──────── Data section

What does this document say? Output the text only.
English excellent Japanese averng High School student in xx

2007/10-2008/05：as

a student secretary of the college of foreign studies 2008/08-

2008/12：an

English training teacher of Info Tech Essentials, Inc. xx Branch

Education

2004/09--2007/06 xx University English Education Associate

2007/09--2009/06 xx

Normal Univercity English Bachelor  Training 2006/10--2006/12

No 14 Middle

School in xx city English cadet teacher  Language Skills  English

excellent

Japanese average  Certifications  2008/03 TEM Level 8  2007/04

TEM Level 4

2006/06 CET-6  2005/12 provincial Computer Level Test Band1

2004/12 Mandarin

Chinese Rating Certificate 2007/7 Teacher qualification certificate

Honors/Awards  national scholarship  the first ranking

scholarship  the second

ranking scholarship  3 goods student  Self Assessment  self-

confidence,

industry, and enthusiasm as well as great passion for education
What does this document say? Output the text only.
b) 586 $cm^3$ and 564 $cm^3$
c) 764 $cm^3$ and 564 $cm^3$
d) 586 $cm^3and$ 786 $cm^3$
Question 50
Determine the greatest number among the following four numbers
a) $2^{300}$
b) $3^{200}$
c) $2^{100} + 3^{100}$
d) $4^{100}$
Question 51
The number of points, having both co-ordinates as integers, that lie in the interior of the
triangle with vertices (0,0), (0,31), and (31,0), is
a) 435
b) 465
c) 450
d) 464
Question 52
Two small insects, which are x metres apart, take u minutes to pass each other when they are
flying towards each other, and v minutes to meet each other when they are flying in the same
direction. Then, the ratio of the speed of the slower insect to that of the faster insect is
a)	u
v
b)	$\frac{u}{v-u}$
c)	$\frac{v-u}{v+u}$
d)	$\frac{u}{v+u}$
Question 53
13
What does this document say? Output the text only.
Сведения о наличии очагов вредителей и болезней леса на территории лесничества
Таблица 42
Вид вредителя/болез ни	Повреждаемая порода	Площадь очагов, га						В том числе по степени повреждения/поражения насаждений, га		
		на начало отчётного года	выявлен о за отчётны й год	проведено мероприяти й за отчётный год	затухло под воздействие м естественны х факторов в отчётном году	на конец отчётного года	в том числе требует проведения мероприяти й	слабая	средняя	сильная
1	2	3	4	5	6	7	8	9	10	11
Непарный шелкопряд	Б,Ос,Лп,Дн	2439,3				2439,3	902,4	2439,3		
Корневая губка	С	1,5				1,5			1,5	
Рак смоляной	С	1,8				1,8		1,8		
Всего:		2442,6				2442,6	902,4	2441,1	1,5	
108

────────────────

Collect the lines of the records that include the string "Level".

The output |
Japanese average  Certifications  2008/03 TEM Level 8  2007/04
TEM Level 4
2006/06 CET-6  2005/12 provincial Computer Level Test Band1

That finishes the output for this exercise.